_Entries_

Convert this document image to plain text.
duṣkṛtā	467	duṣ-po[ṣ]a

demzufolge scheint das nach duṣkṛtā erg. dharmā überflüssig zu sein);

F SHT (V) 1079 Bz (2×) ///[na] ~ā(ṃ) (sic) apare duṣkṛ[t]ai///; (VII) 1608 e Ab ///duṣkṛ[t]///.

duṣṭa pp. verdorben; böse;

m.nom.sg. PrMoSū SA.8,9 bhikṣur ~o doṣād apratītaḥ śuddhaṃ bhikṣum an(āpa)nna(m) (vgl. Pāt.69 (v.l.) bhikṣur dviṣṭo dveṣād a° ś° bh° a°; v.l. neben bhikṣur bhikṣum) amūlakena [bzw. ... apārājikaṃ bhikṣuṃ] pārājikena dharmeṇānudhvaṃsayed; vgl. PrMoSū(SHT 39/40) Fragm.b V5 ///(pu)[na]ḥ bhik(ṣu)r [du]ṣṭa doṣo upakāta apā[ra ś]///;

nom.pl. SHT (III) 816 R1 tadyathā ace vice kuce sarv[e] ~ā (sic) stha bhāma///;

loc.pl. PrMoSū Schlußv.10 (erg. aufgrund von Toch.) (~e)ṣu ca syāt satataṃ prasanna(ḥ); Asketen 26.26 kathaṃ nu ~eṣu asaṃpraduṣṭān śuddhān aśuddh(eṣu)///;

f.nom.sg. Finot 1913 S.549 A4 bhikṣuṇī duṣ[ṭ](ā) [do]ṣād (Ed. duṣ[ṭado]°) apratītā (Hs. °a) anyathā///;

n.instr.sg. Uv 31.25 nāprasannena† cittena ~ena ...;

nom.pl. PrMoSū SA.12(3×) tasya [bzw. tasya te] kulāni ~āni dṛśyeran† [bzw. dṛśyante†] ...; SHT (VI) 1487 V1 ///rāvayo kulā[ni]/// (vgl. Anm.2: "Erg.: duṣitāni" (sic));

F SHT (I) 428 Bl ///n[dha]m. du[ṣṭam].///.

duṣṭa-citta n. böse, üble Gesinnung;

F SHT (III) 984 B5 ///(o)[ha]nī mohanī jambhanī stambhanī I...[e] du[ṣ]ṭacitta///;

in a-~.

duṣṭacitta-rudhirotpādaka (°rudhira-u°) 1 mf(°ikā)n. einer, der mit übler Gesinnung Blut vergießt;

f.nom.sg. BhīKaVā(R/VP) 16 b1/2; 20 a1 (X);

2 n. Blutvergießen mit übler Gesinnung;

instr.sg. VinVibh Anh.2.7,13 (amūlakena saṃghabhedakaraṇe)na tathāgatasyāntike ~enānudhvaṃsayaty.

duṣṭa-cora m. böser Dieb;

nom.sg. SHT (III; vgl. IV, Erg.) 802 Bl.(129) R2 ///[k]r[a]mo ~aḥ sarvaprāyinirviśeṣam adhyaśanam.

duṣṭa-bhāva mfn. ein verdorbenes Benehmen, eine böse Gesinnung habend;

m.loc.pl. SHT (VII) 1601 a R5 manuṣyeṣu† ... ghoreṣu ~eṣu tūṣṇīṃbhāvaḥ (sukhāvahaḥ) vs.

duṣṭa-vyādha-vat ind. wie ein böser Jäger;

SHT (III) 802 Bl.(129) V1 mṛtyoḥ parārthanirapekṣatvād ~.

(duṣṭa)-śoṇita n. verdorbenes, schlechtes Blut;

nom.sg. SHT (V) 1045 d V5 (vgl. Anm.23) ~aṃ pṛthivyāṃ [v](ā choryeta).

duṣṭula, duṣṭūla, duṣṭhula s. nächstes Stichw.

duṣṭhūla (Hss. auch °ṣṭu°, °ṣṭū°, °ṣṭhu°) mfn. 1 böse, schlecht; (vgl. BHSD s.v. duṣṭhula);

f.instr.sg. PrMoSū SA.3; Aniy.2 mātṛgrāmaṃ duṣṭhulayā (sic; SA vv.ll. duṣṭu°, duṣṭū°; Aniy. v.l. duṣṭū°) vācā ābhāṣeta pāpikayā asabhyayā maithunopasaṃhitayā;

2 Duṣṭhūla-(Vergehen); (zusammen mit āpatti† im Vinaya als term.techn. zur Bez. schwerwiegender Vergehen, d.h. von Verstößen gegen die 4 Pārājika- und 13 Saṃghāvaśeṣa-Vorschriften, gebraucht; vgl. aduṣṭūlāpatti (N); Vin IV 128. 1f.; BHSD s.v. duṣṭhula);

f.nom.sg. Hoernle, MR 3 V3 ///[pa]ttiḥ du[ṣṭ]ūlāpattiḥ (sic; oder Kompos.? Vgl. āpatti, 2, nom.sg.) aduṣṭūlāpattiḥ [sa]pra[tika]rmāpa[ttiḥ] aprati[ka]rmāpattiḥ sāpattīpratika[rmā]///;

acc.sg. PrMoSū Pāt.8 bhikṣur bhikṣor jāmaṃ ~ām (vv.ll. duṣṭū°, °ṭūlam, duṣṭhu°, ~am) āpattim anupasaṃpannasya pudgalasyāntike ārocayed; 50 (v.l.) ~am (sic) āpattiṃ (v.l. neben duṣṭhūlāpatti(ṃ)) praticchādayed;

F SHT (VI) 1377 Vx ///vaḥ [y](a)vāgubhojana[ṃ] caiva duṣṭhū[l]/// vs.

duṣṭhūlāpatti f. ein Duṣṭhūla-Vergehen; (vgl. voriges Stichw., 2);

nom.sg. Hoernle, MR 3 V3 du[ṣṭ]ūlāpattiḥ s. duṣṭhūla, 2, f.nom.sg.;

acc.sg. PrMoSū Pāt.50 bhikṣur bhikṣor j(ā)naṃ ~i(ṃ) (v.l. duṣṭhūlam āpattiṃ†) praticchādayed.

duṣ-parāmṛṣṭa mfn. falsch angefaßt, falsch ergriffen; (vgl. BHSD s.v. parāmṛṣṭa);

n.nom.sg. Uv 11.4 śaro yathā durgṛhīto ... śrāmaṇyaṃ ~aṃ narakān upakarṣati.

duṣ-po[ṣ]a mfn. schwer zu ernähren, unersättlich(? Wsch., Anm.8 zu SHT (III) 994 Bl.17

_What is expected_
Make an exact copy of every line in the data.

_Result below_
Convert this document image to plain text.
duṣkṛtā	467	duṣ-po[ṣ]a

demzufolge scheint das nach duṣkṛtā erg. dharmā überflüssig zu sein);

F SHT (V) 1079 Bz (2×) ///[na] ~ā(ṃ) (sic) apare duṣkṛ[t]ai///; (VII) 1608 e Ab ///duṣkṛ[t]///.

duṣṭa pp. verdorben; böse;

m.nom.sg. PrMoSū SA.8,9 bhikṣur ~o doṣād apratītaḥ śuddhaṃ bhikṣum an(āpa)nna(m) (vgl. Pāt.69 (v.l.) bhikṣur dviṣṭo dveṣād a° ś° bh° a°; v.l. neben bhikṣur bhikṣum) amūlakena [bzw. ... apārājikaṃ bhikṣuṃ] pārājikena dharmeṇānudhvaṃsayed; vgl. PrMoSū(SHT 39/40) Fragm.b V5 ///(pu)[na]ḥ bhik(ṣu)r [du]ṣṭa doṣo upakāta apā[ra ś]///;

nom.pl. SHT (III) 816 R1 tadyathā ace vice kuce sarv[e] ~ā (sic) stha bhāma///;

loc.pl. PrMoSū Schlußv.10 (erg. aufgrund von Toch.) (~e)ṣu ca syāt satataṃ prasanna(ḥ); Asketen 26.26 kathaṃ nu ~eṣu asaṃpraduṣṭān śuddhān aśuddh(eṣu)///;

f.nom.sg. Finot 1913 S.549 A4 bhikṣuṇī duṣ[ṭ](ā) [do]ṣād (Ed. duṣ[ṭado]°) apratītā (Hs. °a) anyathā///;

n.instr.sg. Uv 31.25 nāprasannena† cittena ~ena ...;

nom.pl. PrMoSū SA.12(3×) tasya [bzw. tasya te] kulāni ~āni dṛśyeran† [bzw. dṛśyante†] ...; SHT (VI) 1487 V1 ///rāvayo kulā[ni]/// (vgl. Anm.2: "Erg.: duṣitāni" (sic));

F SHT (I) 428 Bl ///n[dha]m. du[ṣṭam].///.

duṣṭa-citta n. böse, üble Gesinnung;

F SHT (III) 984 B5 ///(o)[ha]nī mohanī jambhanī stambhanī I...[e] du[ṣ]ṭacitta///;

in a-~.

duṣṭacitta-rudhirotpādaka (°rudhira-u°) 1 mf(°ikā)n. einer, der mit übler Gesinnung Blut vergießt;

f.nom.sg. BhīKaVā(R/VP) 16 b1/2; 20 a1 (X);

2 n. Blutvergießen mit übler Gesinnung;

instr.sg. VinVibh Anh.2.7,13 (amūlakena saṃghabhedakaraṇe)na tathāgatasyāntike ~enānudhvaṃsayaty.

duṣṭa-cora m. böser Dieb;

nom.sg. SHT (III; vgl. IV, Erg.) 802 Bl.(129) R2 ///[k]r[a]mo ~aḥ sarvaprāyinirviśeṣam adhyaśanam.

duṣṭa-bhāva mfn. ein verdorbenes Benehmen, eine böse Gesinnung habend;

m.loc.pl. SHT (VII) 1601 a R5 manuṣyeṣu† ... ghoreṣu ~eṣu tūṣṇīṃbhāvaḥ (sukhāvahaḥ) vs.

duṣṭa-vyādha-vat ind. wie ein böser Jäger;

SHT (III) 802 Bl.(129) V1 mṛtyoḥ parārthanirapekṣatvād ~.

(duṣṭa)-śoṇita n. verdorbenes, schlechtes Blut;

nom.sg. SHT (V) 1045 d V5 (vgl. Anm.23) ~aṃ pṛthivyāṃ [v](ā choryeta).

duṣṭula, duṣṭūla, duṣṭhula s. nächstes Stichw.

duṣṭhūla (Hss. auch °ṣṭu°, °ṣṭū°, °ṣṭhu°) mfn. 1 böse, schlecht; (vgl. BHSD s.v. duṣṭhula);

f.instr.sg. PrMoSū SA.3; Aniy.2 mātṛgrāmaṃ duṣṭhulayā (sic; SA vv.ll. duṣṭu°, duṣṭū°; Aniy. v.l. duṣṭū°) vācā ābhāṣeta pāpikayā asabhyayā maithunopasaṃhitayā;

2 Duṣṭhūla-(Vergehen); (zusammen mit āpatti† im Vinaya als term.techn. zur Bez. schwerwiegender Vergehen, d.h. von Verstößen gegen die 4 Pārājika- und 13 Saṃghāvaśeṣa-Vorschriften, gebraucht; vgl. aduṣṭūlāpatti (N); Vin IV 128. 1f.; BHSD s.v. duṣṭhula);

f.nom.sg. Hoernle, MR 3 V3 ///[pa]ttiḥ du[ṣṭ]ūlāpattiḥ (sic; oder Kompos.? Vgl. āpatti, 2, nom.sg.) aduṣṭūlāpattiḥ [sa]pra[tika]rmāpa[ttiḥ] aprati[ka]rmāpattiḥ sāpattīpratika[rmā]///;

acc.sg. PrMoSū Pāt.8 bhikṣur bhikṣor jāmaṃ ~ām (vv.ll. duṣṭū°, °ṭūlam, duṣṭhu°, ~am) āpattim anupasaṃpannasya pudgalasyāntike ārocayed; 50 (v.l.) ~am (sic) āpattiṃ (v.l. neben duṣṭhūlāpatti(ṃ)) praticchādayed;

F SHT (VI) 1377 Vx ///vaḥ [y](a)vāgubhojana[ṃ] caiva duṣṭhū[l]/// vs.

duṣṭhūlāpatti f. ein Duṣṭhūla-Vergehen; (vgl. voriges Stichw., 2);

nom.sg. Hoernle, MR 3 V3 du[ṣṭ]ūlāpattiḥ s. duṣṭhūla, 2, f.nom.sg.;

acc.sg. PrMoSū Pāt.50 bhikṣur bhikṣor j(ā)naṃ ~i(ṃ) (v.l. duṣṭhūlam āpattiṃ†) praticchādayed.

duṣ-parāmṛṣṭa mfn. falsch angefaßt, falsch ergriffen; (vgl. BHSD s.v. parāmṛṣṭa);

n.nom.sg. Uv 11.4 śaro yathā durgṛhīto ... śrāmaṇyaṃ ~aṃ narakān upakarṣati.

duṣ-po[ṣ]a mfn. schwer zu ernähren, unersättlich(? Wsch., Anm.8 zu SHT (III) 994 Bl.17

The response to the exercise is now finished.